**DATA SHOWN**
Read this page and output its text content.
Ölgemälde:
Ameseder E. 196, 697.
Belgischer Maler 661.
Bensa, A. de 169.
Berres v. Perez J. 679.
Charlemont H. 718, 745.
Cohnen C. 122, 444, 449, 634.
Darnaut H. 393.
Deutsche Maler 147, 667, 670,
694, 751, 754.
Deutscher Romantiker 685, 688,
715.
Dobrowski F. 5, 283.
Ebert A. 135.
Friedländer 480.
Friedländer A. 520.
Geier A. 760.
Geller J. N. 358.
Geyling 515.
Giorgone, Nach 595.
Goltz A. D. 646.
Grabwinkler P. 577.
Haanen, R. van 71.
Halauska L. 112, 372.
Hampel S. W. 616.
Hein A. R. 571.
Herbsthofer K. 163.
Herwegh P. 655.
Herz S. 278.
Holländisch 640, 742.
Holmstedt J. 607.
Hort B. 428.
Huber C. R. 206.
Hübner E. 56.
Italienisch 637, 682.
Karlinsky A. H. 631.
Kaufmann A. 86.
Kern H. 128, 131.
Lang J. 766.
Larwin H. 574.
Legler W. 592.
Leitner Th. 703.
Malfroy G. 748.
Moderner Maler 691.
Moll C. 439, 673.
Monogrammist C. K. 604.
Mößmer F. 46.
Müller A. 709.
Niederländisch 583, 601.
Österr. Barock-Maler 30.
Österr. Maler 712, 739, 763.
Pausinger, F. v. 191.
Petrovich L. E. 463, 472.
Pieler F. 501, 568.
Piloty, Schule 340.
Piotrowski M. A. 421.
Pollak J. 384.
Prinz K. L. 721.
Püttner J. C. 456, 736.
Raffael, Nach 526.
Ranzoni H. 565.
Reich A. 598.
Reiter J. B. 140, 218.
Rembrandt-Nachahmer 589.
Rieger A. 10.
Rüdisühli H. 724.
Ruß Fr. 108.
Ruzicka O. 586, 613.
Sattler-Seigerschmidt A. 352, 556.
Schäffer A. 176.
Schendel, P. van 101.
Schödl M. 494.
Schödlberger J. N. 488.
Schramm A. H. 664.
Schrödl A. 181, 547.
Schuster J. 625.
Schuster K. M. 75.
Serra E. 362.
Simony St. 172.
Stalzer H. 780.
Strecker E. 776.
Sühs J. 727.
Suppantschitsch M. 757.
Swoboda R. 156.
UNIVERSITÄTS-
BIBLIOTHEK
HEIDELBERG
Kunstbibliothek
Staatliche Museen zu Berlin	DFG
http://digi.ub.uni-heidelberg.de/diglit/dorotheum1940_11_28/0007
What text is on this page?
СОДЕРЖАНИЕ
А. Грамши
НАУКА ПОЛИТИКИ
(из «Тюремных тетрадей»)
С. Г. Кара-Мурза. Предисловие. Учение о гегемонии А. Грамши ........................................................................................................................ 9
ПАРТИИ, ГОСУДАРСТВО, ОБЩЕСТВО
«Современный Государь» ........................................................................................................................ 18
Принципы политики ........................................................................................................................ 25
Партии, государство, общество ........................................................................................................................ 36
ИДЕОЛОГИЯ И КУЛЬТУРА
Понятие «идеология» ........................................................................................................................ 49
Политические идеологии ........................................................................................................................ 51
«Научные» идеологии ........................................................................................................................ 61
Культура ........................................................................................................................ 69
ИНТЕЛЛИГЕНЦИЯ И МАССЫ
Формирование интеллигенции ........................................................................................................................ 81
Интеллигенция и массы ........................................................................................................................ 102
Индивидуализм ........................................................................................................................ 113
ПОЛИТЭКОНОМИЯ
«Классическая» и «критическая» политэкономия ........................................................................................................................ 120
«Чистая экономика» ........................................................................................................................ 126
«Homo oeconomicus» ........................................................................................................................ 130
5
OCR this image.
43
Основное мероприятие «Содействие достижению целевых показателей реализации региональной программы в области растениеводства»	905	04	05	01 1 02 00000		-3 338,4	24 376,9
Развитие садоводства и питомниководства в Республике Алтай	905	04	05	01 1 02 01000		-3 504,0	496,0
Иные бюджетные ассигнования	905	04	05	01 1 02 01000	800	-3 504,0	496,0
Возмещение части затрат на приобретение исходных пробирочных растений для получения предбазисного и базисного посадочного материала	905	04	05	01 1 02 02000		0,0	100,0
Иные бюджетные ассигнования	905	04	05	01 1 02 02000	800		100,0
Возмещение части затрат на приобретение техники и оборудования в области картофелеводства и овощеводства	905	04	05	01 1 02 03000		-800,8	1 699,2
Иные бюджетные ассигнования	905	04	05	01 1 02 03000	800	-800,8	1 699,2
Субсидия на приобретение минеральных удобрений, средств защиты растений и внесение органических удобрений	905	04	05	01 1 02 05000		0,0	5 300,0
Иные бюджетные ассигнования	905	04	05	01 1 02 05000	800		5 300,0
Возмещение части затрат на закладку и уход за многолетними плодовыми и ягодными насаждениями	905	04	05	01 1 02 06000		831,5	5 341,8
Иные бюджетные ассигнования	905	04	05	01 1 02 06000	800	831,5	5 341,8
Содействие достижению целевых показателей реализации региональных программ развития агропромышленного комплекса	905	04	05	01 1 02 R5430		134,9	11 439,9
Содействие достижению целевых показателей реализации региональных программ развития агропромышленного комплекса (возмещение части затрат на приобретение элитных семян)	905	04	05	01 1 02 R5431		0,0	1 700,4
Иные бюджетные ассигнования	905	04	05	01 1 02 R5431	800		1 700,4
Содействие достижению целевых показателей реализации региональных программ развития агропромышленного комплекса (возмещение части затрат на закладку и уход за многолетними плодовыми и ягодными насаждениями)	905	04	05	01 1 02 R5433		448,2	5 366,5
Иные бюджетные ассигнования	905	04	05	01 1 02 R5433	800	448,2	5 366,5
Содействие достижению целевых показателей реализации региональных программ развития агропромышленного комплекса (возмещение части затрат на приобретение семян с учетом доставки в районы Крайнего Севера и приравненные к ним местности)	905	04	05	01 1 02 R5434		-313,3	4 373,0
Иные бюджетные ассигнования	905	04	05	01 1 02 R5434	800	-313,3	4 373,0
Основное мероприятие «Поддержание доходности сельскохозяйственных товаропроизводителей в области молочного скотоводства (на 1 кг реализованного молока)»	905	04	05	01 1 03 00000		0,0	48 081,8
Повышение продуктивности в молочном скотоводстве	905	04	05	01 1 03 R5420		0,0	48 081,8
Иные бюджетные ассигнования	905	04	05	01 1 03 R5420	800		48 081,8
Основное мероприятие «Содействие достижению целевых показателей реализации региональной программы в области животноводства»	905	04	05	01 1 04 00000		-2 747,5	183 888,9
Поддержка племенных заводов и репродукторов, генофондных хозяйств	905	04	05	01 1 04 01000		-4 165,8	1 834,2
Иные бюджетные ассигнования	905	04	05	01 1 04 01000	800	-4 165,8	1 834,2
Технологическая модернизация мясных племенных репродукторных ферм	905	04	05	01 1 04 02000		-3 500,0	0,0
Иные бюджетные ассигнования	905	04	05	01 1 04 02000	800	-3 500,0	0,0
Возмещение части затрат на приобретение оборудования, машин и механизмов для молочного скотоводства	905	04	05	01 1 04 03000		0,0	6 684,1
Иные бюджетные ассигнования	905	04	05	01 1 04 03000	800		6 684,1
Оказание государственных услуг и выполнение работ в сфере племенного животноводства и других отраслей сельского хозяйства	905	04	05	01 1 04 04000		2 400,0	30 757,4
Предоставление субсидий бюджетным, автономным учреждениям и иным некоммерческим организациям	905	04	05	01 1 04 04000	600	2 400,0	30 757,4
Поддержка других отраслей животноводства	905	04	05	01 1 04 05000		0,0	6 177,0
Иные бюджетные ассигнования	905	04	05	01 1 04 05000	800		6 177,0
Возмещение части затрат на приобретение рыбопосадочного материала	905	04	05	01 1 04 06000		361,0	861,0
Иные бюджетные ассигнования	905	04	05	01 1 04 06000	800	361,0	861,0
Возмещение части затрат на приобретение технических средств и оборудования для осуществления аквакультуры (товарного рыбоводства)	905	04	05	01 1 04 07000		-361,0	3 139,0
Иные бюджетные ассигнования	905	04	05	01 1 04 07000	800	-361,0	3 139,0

**PROBLEM DESCRIPTION**
State how many lines of the material contain the string "части", with no other words.

**RESULT OF THE TASK**
9